Saved entries:
*-*-*

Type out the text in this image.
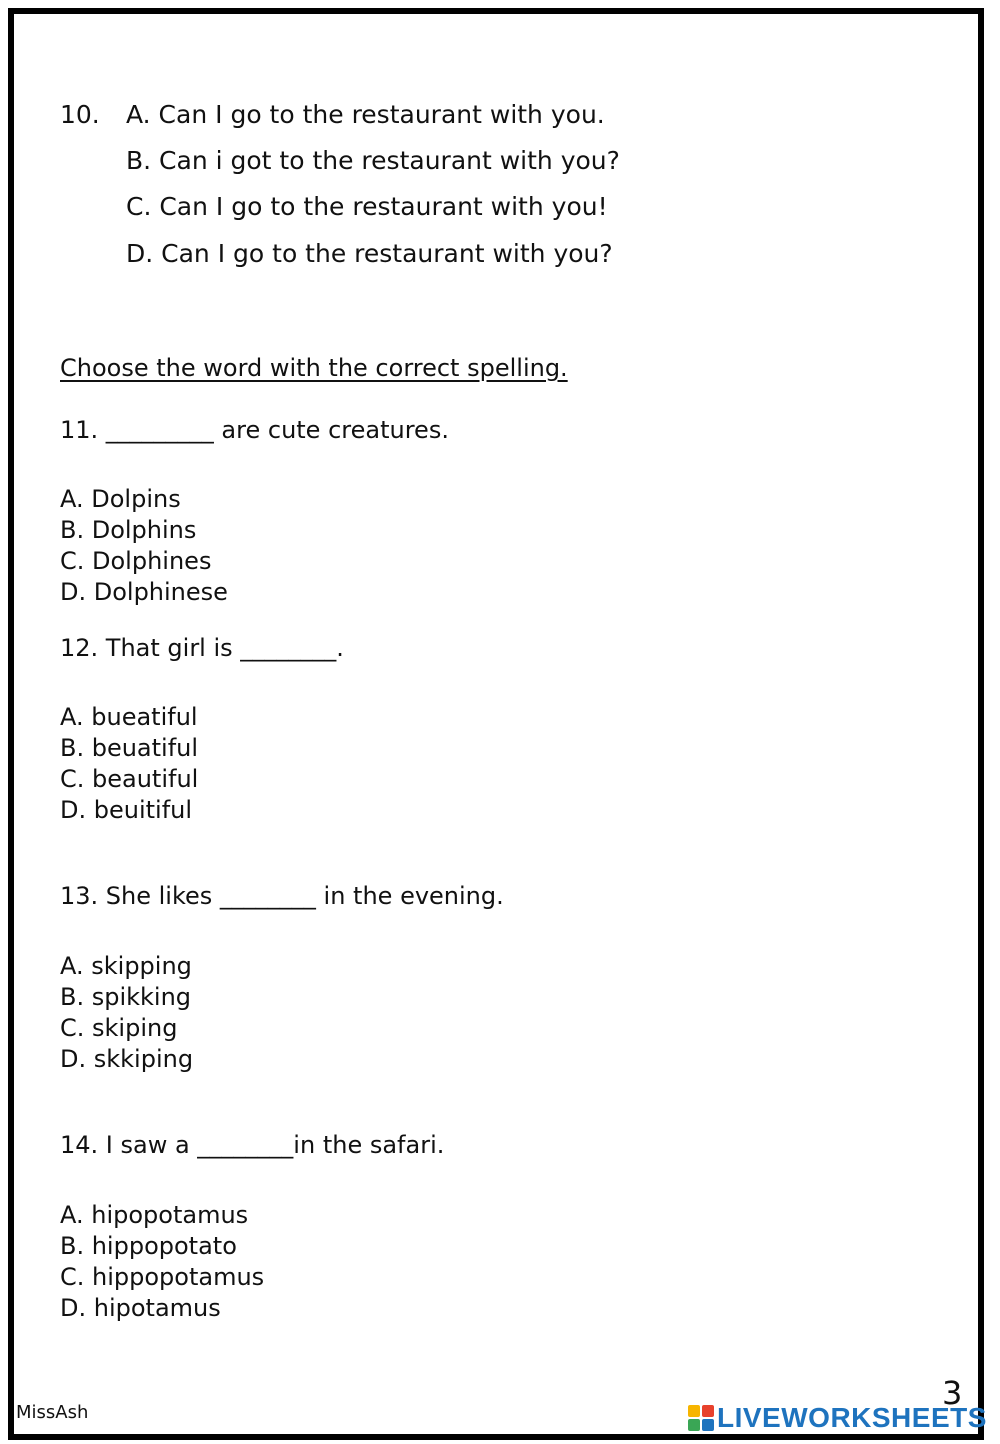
10. A. Can I go to the restaurant with you.
B. Can i got to the restaurant with you?
C. Can I go to the restaurant with you!
D. Can I go to the restaurant with you?
Choose the word with the correct spelling.
11. _________ are cute creatures.
A. Dolpins
B. Dolphins
C. Dolphines
D. Dolphinese
12. That girl is ________.
A. bueatiful
B. beuatiful
C. beautiful
D. beuitiful
13. She likes ________ in the evening.
A. skipping
B. spikking
C. skiping
D. skkiping
14. I saw a ________in the safari.
A. hipopotamus
B. hippopotato
C. hippopotamus
D. hipotamus
MissAsh
3
LIVEWORKSHEETS
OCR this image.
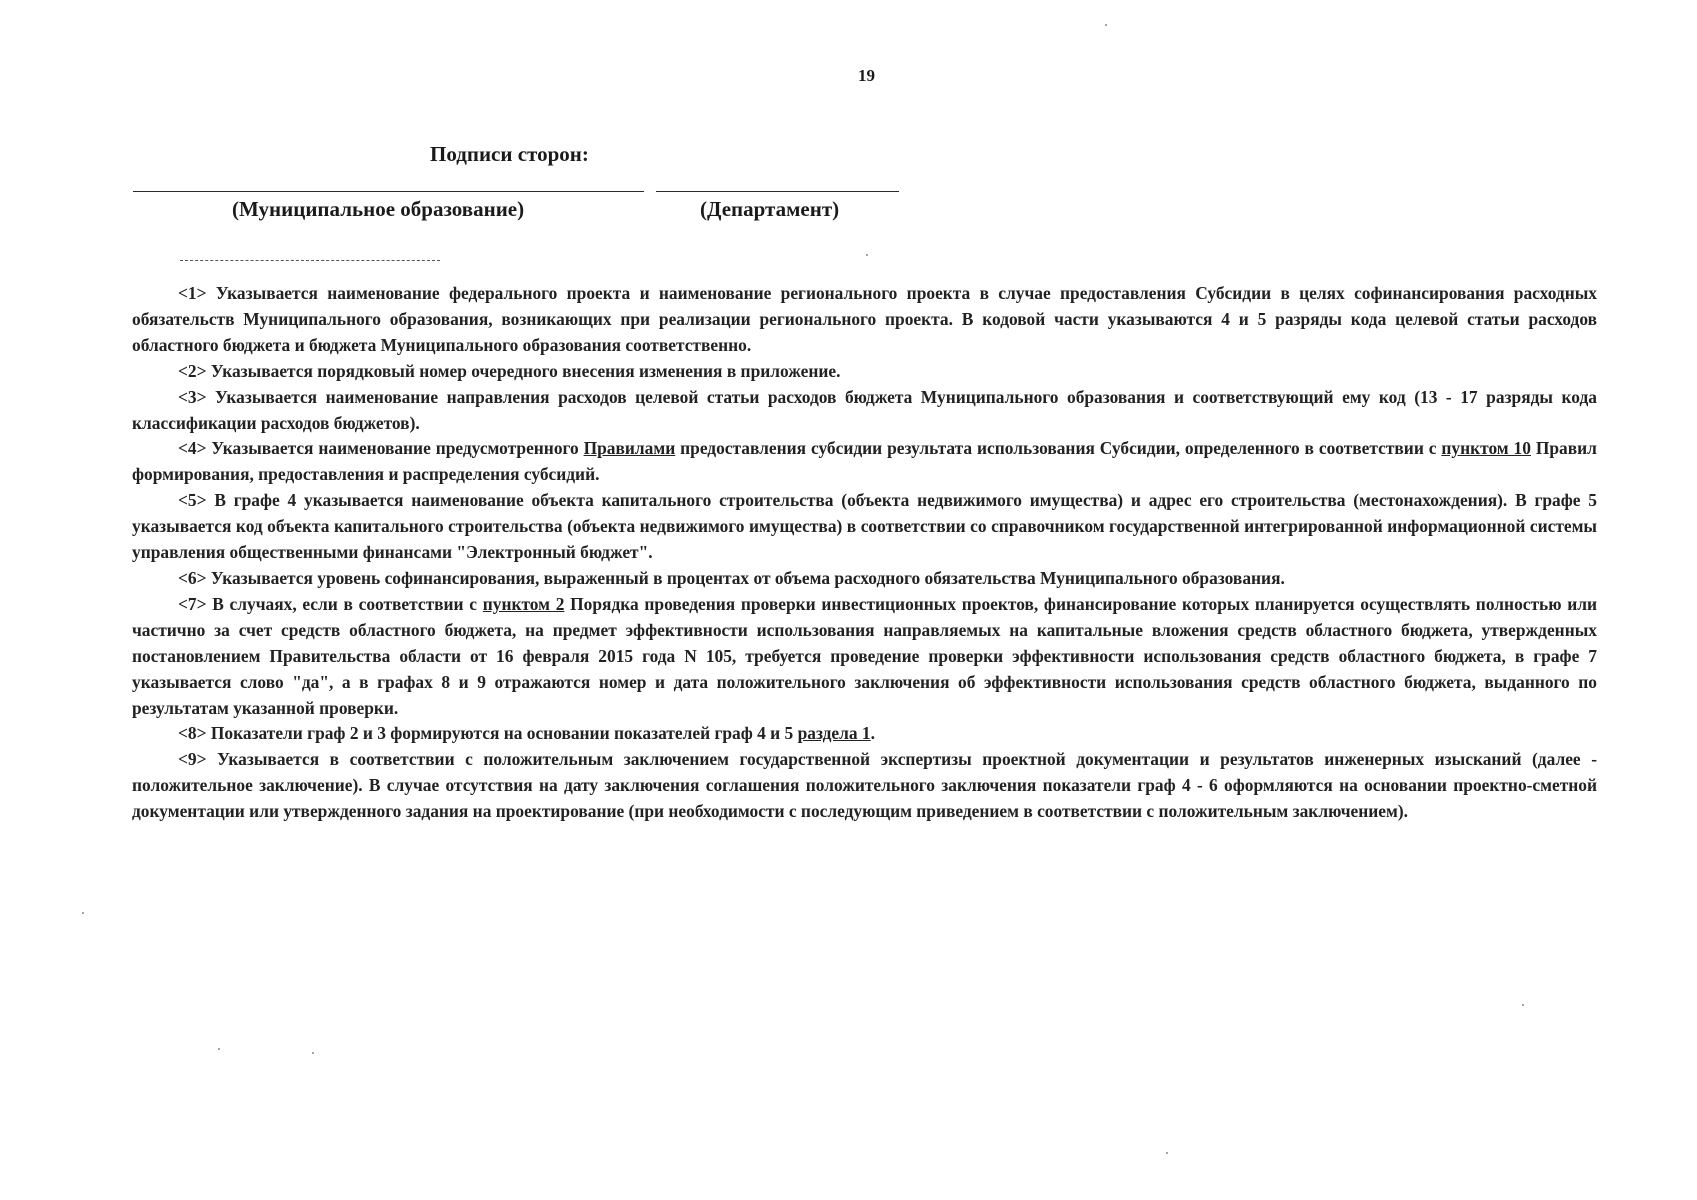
19
Подписи сторон:
(Муниципальное образование)	(Департамент)

<1> Указывается наименование федерального проекта и наименование регионального проекта в случае предоставления Субсидии в целях софинансирования расходных обязательств Муниципального образования, возникающих при реализации регионального проекта. В кодовой части указываются 4 и 5 разряды кода целевой статьи расходов областного бюджета и бюджета Муниципального образования соответственно.

<2> Указывается порядковый номер очередного внесения изменения в приложение.

<3> Указывается наименование направления расходов целевой статьи расходов бюджета Муниципального образования и соответствующий ему код (13 - 17 разряды кода классификации расходов бюджетов).

<4> Указывается наименование предусмотренного Правилами предоставления субсидии результата использования Субсидии, определенного в соответствии с пунктом 10 Правил формирования, предоставления и распределения субсидий.

<5> В графе 4 указывается наименование объекта капитального строительства (объекта недвижимого имущества) и адрес его строительства (местонахождения). В графе 5 указывается код объекта капитального строительства (объекта недвижимого имущества) в соответствии со справочником государственной интегрированной информационной системы управления общественными финансами "Электронный бюджет".

<6> Указывается уровень софинансирования, выраженный в процентах от объема расходного обязательства Муниципального образования.

<7> В случаях, если в соответствии с пунктом 2 Порядка проведения проверки инвестиционных проектов, финансирование которых планируется осуществлять полностью или частично за счет средств областного бюджета, на предмет эффективности использования направляемых на капитальные вложения средств областного бюджета, утвержденных постановлением Правительства области от 16 февраля 2015 года N 105, требуется проведение проверки эффективности использования средств областного бюджета, в графе 7 указывается слово "да", а в графах 8 и 9 отражаются номер и дата положительного заключения об эффективности использования средств областного бюджета, выданного по результатам указанной проверки.

<8> Показатели граф 2 и 3 формируются на основании показателей граф 4 и 5 раздела 1.

<9> Указывается в соответствии с положительным заключением государственной экспертизы проектной документации и результатов инженерных изысканий (далее - положительное заключение). В случае отсутствия на дату заключения соглашения положительного заключения показатели граф 4 - 6 оформляются на основании проектно-сметной документации или утвержденного задания на проектирование (при необходимости с последующим приведением в соответствии с положительным заключением).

*-*-*

Search the entries for "this" and copy out each line that has it.

▶ **Solution**
Type out the text in this image.
OCR this image.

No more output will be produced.